Dataset records:
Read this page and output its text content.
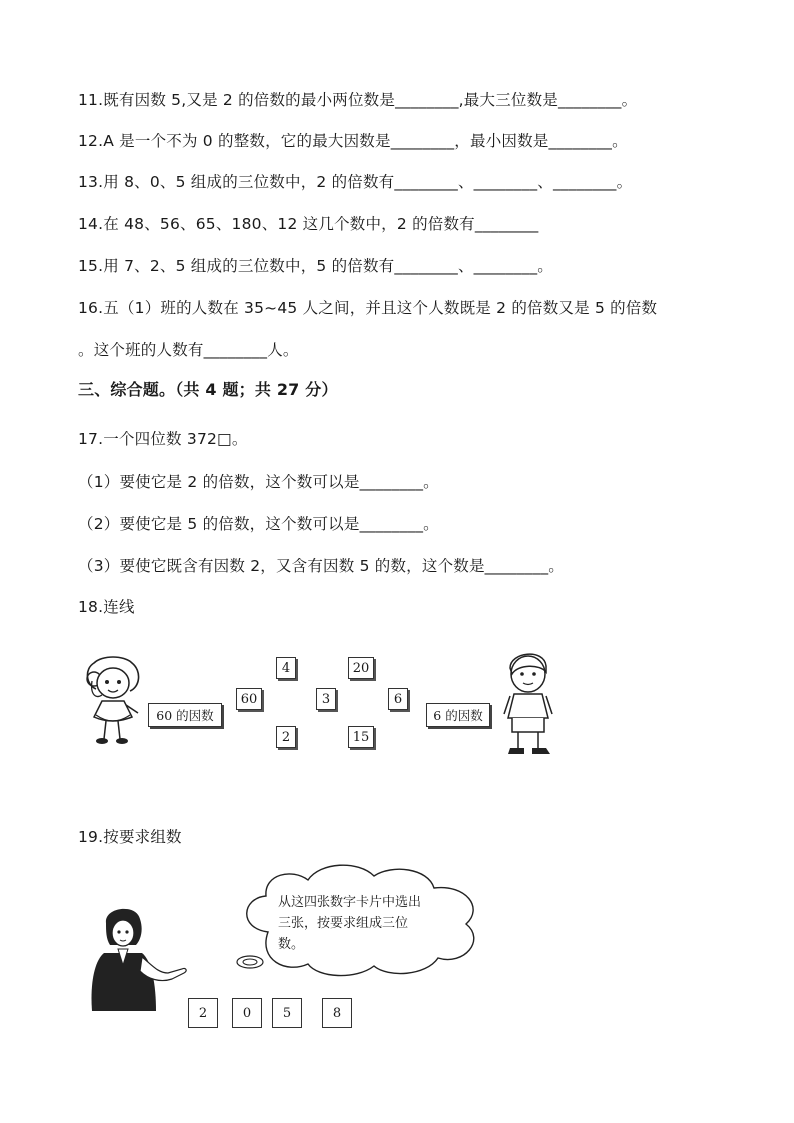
11.既有因数 5,又是 2 的倍数的最小两位数是________,最大三位数是________。
12.A 是一个不为 0 的整数，它的最大因数是________，最小因数是________。
13.用 8、0、5 组成的三位数中，2 的倍数有________、________、________。
14.在 48、56、65、180、12 这几个数中，2 的倍数有________
15.用 7、2、5 组成的三位数中，5 的倍数有________、________。
16.五（1）班的人数在 35~45 人之间，并且这个人数既是 2 的倍数又是 5 的倍数
。这个班的人数有________人。
三、综合题。（共 4 题；共 27 分）
17.一个四位数 372□。
（1）要使它是 2 的倍数，这个数可以是________。
（2）要使它是 5 的倍数，这个数可以是________。
（3）要使它既含有因数 2，又含有因数 5 的数，这个数是________。
18.连线
60 的因数	6 的因数
4	20
60	3	6
2	15
19.按要求组数
从这四张数字卡片中选出三张，按要求组成三位数。
2	0	5	8
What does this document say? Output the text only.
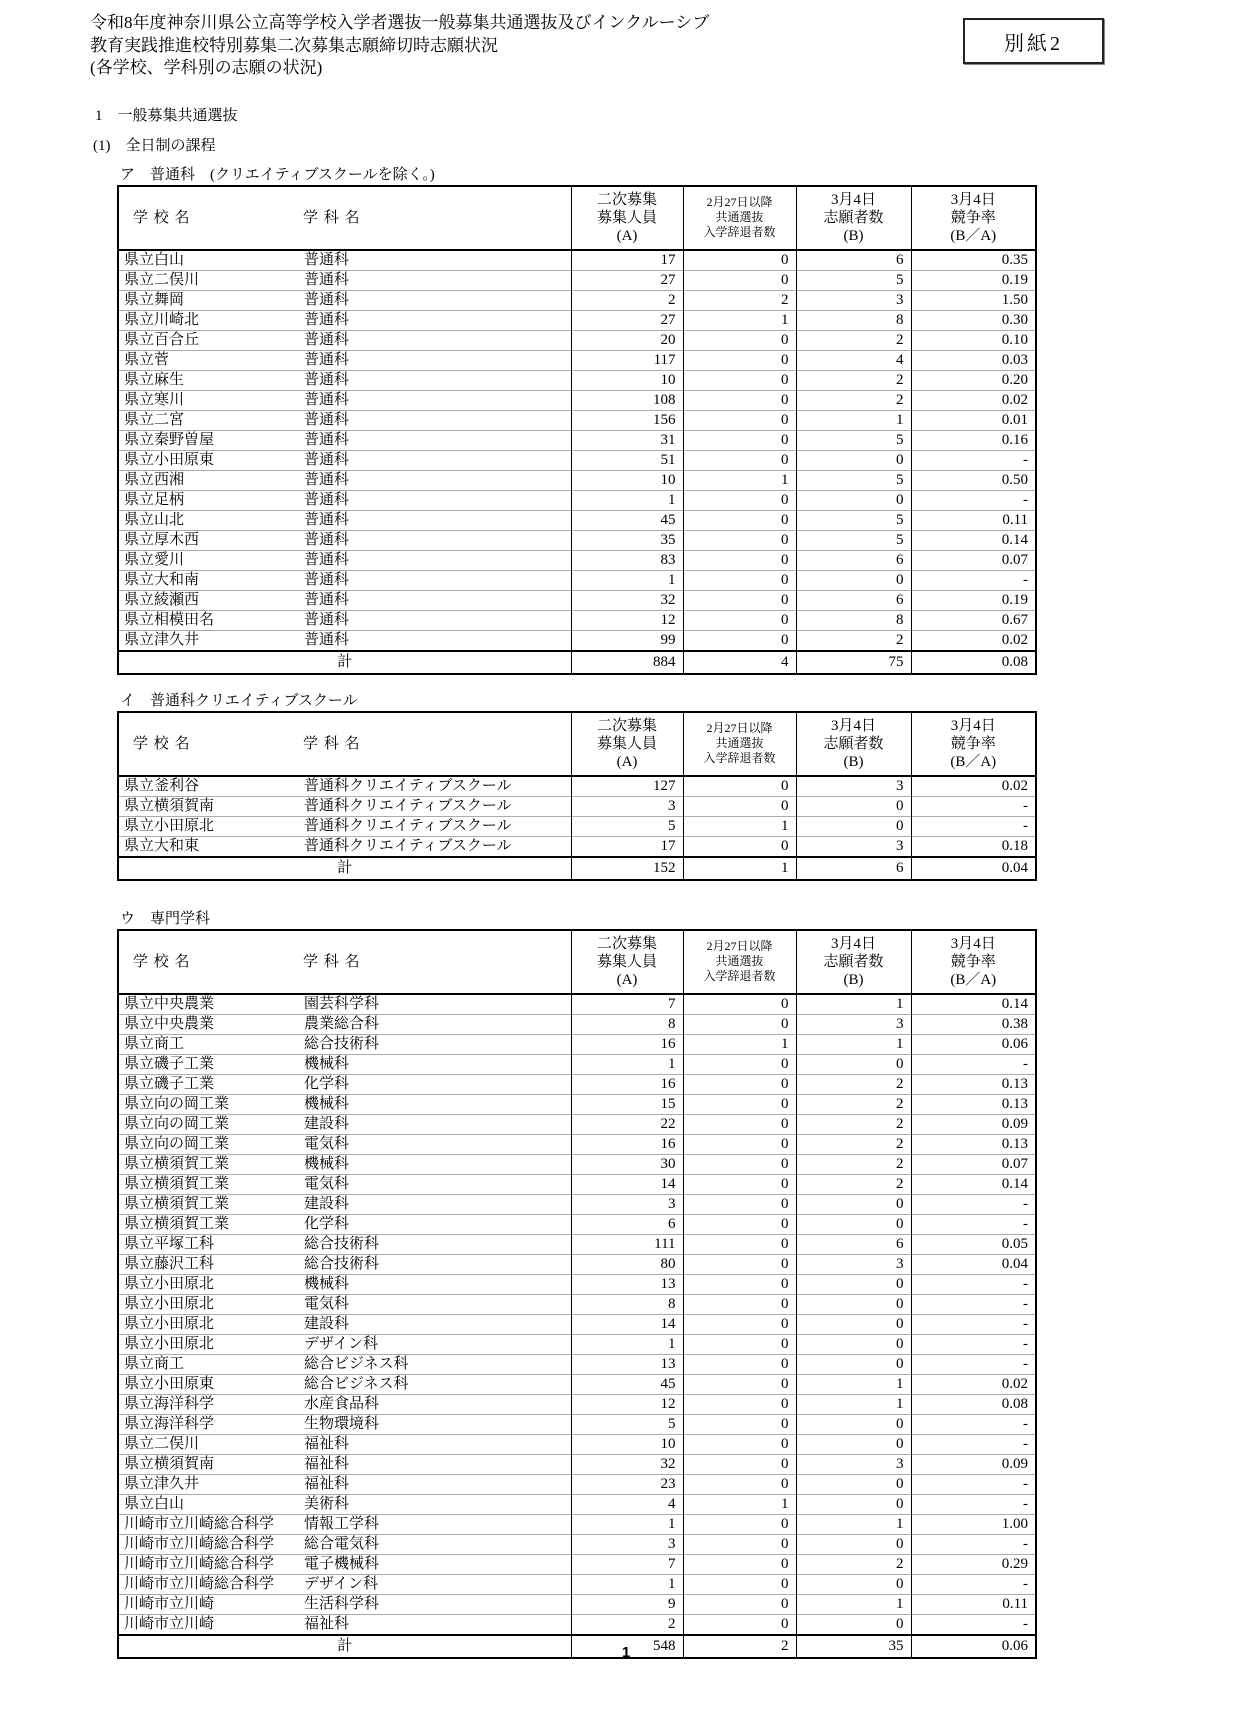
別紙2
令和8年度神奈川県公立高等学校入学者選抜一般募集共通選抜及びインクルーシブ
教育実践推進校特別募集二次募集志願締切時志願状況
(各学校、学科別の志願の状況)
1　一般募集共通選抜
(1)　全日制の課程
ア　普通科　(クリエイティブスクールを除く。)
学 校 名 学 科 名		二次募集
募集人員
(A)	2月27日以降
共通選抜
入学辞退者数	3月4日
志願者数
(B)	3月4日
競争率
(B／A)
県立白山	普通科	17	0	6	0.35
県立二俣川	普通科	27	0	5	0.19
県立舞岡	普通科	2	2	3	1.50
県立川崎北	普通科	27	1	8	0.30
県立百合丘	普通科	20	0	2	0.10
県立菅	普通科	117	0	4	0.03
県立麻生	普通科	10	0	2	0.20
県立寒川	普通科	108	0	2	0.02
県立二宮	普通科	156	0	1	0.01
県立秦野曽屋	普通科	31	0	5	0.16
県立小田原東	普通科	51	0	0	-
県立西湘	普通科	10	1	5	0.50
県立足柄	普通科	1	0	0	-
県立山北	普通科	45	0	5	0.11
県立厚木西	普通科	35	0	5	0.14
県立愛川	普通科	83	0	6	0.07
県立大和南	普通科	1	0	0	-
県立綾瀬西	普通科	32	0	6	0.19
県立相模田名	普通科	12	0	8	0.67
県立津久井	普通科	99	0	2	0.02
計		884	4	75	0.08
イ　普通科クリエイティブスクール
学 校 名 学 科 名		二次募集
募集人員
(A)	2月27日以降
共通選抜
入学辞退者数	3月4日
志願者数
(B)	3月4日
競争率
(B／A)
県立釜利谷	普通科クリエイティブスクール	127	0	3	0.02
県立横須賀南	普通科クリエイティブスクール	3	0	0	-
県立小田原北	普通科クリエイティブスクール	5	1	0	-
県立大和東	普通科クリエイティブスクール	17	0	3	0.18
計		152	1	6	0.04
ウ　専門学科
学 校 名 学 科 名		二次募集
募集人員
(A)	2月27日以降
共通選抜
入学辞退者数	3月4日
志願者数
(B)	3月4日
競争率
(B／A)
県立中央農業	園芸科学科	7	0	1	0.14
県立中央農業	農業総合科	8	0	3	0.38
県立商工	総合技術科	16	1	1	0.06
県立磯子工業	機械科	1	0	0	-
県立磯子工業	化学科	16	0	2	0.13
県立向の岡工業	機械科	15	0	2	0.13
県立向の岡工業	建設科	22	0	2	0.09
県立向の岡工業	電気科	16	0	2	0.13
県立横須賀工業	機械科	30	0	2	0.07
県立横須賀工業	電気科	14	0	2	0.14
県立横須賀工業	建設科	3	0	0	-
県立横須賀工業	化学科	6	0	0	-
県立平塚工科	総合技術科	111	0	6	0.05
県立藤沢工科	総合技術科	80	0	3	0.04
県立小田原北	機械科	13	0	0	-
県立小田原北	電気科	8	0	0	-
県立小田原北	建設科	14	0	0	-
県立小田原北	デザイン科	1	0	0	-
県立商工	総合ビジネス科	13	0	0	-
県立小田原東	総合ビジネス科	45	0	1	0.02
県立海洋科学	水産食品科	12	0	1	0.08
県立海洋科学	生物環境科	5	0	0	-
県立二俣川	福祉科	10	0	0	-
県立横須賀南	福祉科	32	0	3	0.09
県立津久井	福祉科	23	0	0	-
県立白山	美術科	4	1	0	-
川崎市立川崎総合科学	情報工学科	1	0	1	1.00
川崎市立川崎総合科学	総合電気科	3	0	0	-
川崎市立川崎総合科学	電子機械科	7	0	2	0.29
川崎市立川崎総合科学	デザイン科	1	0	0	-
川崎市立川崎	生活科学科	9	0	1	0.11
川崎市立川崎	福祉科	2	0	0	-
計		548	2	35	0.06
1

→ **YOUR OBJECTIVE**
Among the lines of the material above, how many include the string "県立海洋科学"? Report only that number.

→ **OUTPUT**
2